_SUPPLIED RECORDS_:
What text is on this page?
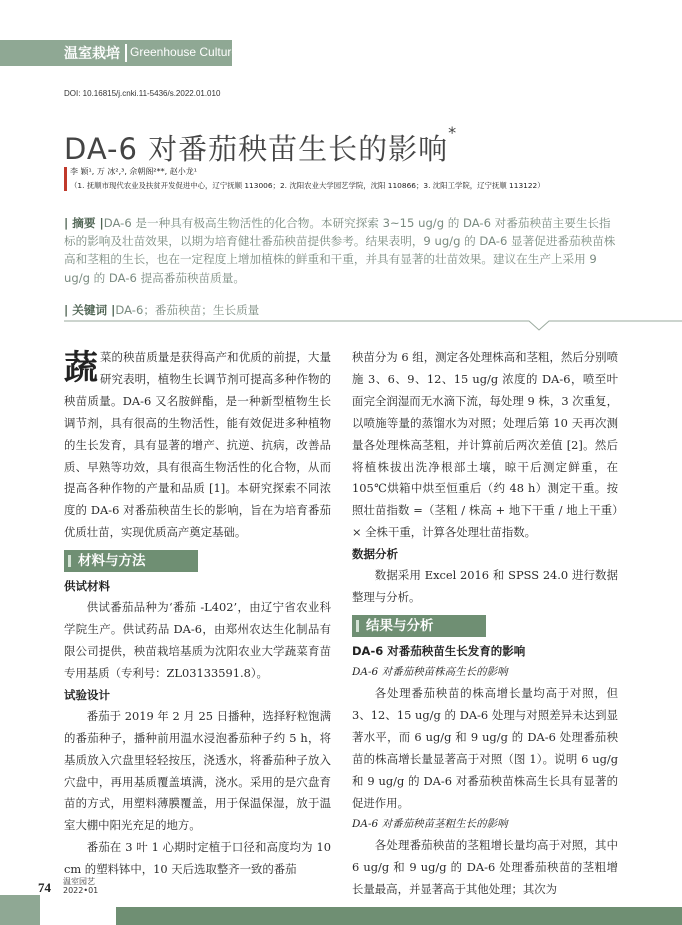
温室栽培 Greenhouse Culture
DOI: 10.16815/j.cnki.11-5436/s.2022.01.010
DA-6 对番茄秧苗生长的影响*
李 颖¹, 万 冰²,³, 佘朝阁²**, 赵小龙¹
（1. 抚顺市现代农业及扶贫开发促进中心，辽宁抚顺 113006；2. 沈阳农业大学园艺学院，沈阳 110866；3. 沈阳工学院，辽宁抚顺 113122）
| 摘要 |DA-6 是一种具有极高生物活性的化合物。本研究探索 3~15 ug/g 的 DA-6 对番茄秧苗主要生长指标的影响及壮苗效果，以期为培育健壮番茄秧苗提供参考。结果表明，9 ug/g 的 DA-6 显著促进番茄秧苗株高和茎粗的生长，也在一定程度上增加植株的鲜重和干重，并具有显著的壮苗效果。建议在生产上采用 9 ug/g 的 DA-6 提高番茄秧苗质量。
| 关键词 |DA-6；番茄秧苗；生长质量

蔬菜的秧苗质量是获得高产和优质的前提，大量研究表明，植物生长调节剂可提高多种作物的秧苗质量。DA-6 又名胺鲜酯，是一种新型植物生长调节剂，具有很高的生物活性，能有效促进多种植物的生长发育，具有显著的增产、抗逆、抗病，改善品质、早熟等功效，具有很高生物活性的化合物，从而提高各种作物的产量和品质 [1]。本研究探索不同浓度的 DA-6 对番茄秧苗生长的影响，旨在为培育番茄优质壮苗，实现优质高产奠定基础。

材料与方法
供试材料

供试番茄品种为‘番茄 -L402’，由辽宁省农业科学院生产。供试药品 DA-6，由郑州农达生化制品有限公司提供，秧苗栽培基质为沈阳农业大学蔬菜育苗专用基质（专利号：ZL03133591.8）。

试验设计

番茄于 2019 年 2 月 25 日播种，选择籽粒饱满的番茄种子，播种前用温水浸泡番茄种子约 5 h，将基质放入穴盘里轻轻按压，浇透水，将番茄种子放入穴盘中，再用基质覆盖填满，浇水。采用的是穴盘育苗的方式，用塑料薄膜覆盖，用于保温保湿，放于温室大棚中阳光充足的地方。

番茄在 3 叶 1 心期时定植于口径和高度均为 10 cm 的塑料钵中，10 天后选取整齐一致的番茄

秧苗分为 6 组，测定各处理株高和茎粗，然后分别喷施 3、6、9、12、15 ug/g 浓度的 DA-6，喷至叶面完全润湿而无水滴下流，每处理 9 株，3 次重复，以喷施等量的蒸馏水为对照；处理后第 10 天再次测量各处理株高茎粗，并计算前后两次差值 [2]。然后将植株拔出洗净根部土壤，晾干后测定鲜重，在 105℃烘箱中烘至恒重后（约 48 h）测定干重。按照壮苗指数 =（茎粗 / 株高 + 地下干重 / 地上干重）× 全株干重，计算各处理壮苗指数。

数据分析

数据采用 Excel 2016 和 SPSS 24.0 进行数据整理与分析。

结果与分析
DA-6 对番茄秧苗生长发育的影响
DA-6 对番茄秧苗株高生长的影响

各处理番茄秧苗的株高增长量均高于对照，但 3、12、15 ug/g 的 DA-6 处理与对照差异未达到显著水平，而 6 ug/g 和 9 ug/g 的 DA-6 处理番茄秧苗的株高增长量显著高于对照（图 1）。说明 6 ug/g 和 9 ug/g 的 DA-6 对番茄秧苗株高生长具有显著的促进作用。

DA-6 对番茄秧苗茎粗生长的影响

各处理番茄秧苗的茎粗增长量均高于对照，其中 6 ug/g 和 9 ug/g 的 DA-6 处理番茄秧苗的茎粗增长量最高，并显著高于其他处理；其次为

74 温室园艺
2022•01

_GOAL OF THE EXERCISE_:
Reproduce the listing word for word and omit its pictures.

_SOLUTION FOR THIS PROBLEM_:
What text is on this page?
温室栽培 Greenhouse Culture
DOI: 10.16815/j.cnki.11-5436/s.2022.01.010
DA-6 对番茄秧苗生长的影响*
李 颖¹, 万 冰²,³, 佘朝阁²**, 赵小龙¹
（1. 抚顺市现代农业及扶贫开发促进中心，辽宁抚顺 113006；2. 沈阳农业大学园艺学院，沈阳 110866；3. 沈阳工学院，辽宁抚顺 113122）
| 摘要 |DA-6 是一种具有极高生物活性的化合物。本研究探索 3~15 ug/g 的 DA-6 对番茄秧苗主要生长指标的影响及壮苗效果，以期为培育健壮番茄秧苗提供参考。结果表明，9 ug/g 的 DA-6 显著促进番茄秧苗株高和茎粗的生长，也在一定程度上增加植株的鲜重和干重，并具有显著的壮苗效果。建议在生产上采用 9 ug/g 的 DA-6 提高番茄秧苗质量。
| 关键词 |DA-6；番茄秧苗；生长质量

蔬菜的秧苗质量是获得高产和优质的前提，大量研究表明，植物生长调节剂可提高多种作物的秧苗质量。DA-6 又名胺鲜酯，是一种新型植物生长调节剂，具有很高的生物活性，能有效促进多种植物的生长发育，具有显著的增产、抗逆、抗病，改善品质、早熟等功效，具有很高生物活性的化合物，从而提高各种作物的产量和品质 [1]。本研究探索不同浓度的 DA-6 对番茄秧苗生长的影响，旨在为培育番茄优质壮苗，实现优质高产奠定基础。

材料与方法
供试材料

供试番茄品种为‘番茄 -L402’，由辽宁省农业科学院生产。供试药品 DA-6，由郑州农达生化制品有限公司提供，秧苗栽培基质为沈阳农业大学蔬菜育苗专用基质（专利号：ZL03133591.8）。

试验设计

番茄于 2019 年 2 月 25 日播种，选择籽粒饱满的番茄种子，播种前用温水浸泡番茄种子约 5 h，将基质放入穴盘里轻轻按压，浇透水，将番茄种子放入穴盘中，再用基质覆盖填满，浇水。采用的是穴盘育苗的方式，用塑料薄膜覆盖，用于保温保湿，放于温室大棚中阳光充足的地方。

番茄在 3 叶 1 心期时定植于口径和高度均为 10 cm 的塑料钵中，10 天后选取整齐一致的番茄

秧苗分为 6 组，测定各处理株高和茎粗，然后分别喷施 3、6、9、12、15 ug/g 浓度的 DA-6，喷至叶面完全润湿而无水滴下流，每处理 9 株，3 次重复，以喷施等量的蒸馏水为对照；处理后第 10 天再次测量各处理株高茎粗，并计算前后两次差值 [2]。然后将植株拔出洗净根部土壤，晾干后测定鲜重，在 105℃烘箱中烘至恒重后（约 48 h）测定干重。按照壮苗指数 =（茎粗 / 株高 + 地下干重 / 地上干重）× 全株干重，计算各处理壮苗指数。

数据分析

数据采用 Excel 2016 和 SPSS 24.0 进行数据整理与分析。

结果与分析
DA-6 对番茄秧苗生长发育的影响
DA-6 对番茄秧苗株高生长的影响

各处理番茄秧苗的株高增长量均高于对照，但 3、12、15 ug/g 的 DA-6 处理与对照差异未达到显著水平，而 6 ug/g 和 9 ug/g 的 DA-6 处理番茄秧苗的株高增长量显著高于对照（图 1）。说明 6 ug/g 和 9 ug/g 的 DA-6 对番茄秧苗株高生长具有显著的促进作用。

DA-6 对番茄秧苗茎粗生长的影响

各处理番茄秧苗的茎粗增长量均高于对照，其中 6 ug/g 和 9 ug/g 的 DA-6 处理番茄秧苗的茎粗增长量最高，并显著高于其他处理；其次为

74 温室园艺
2022•01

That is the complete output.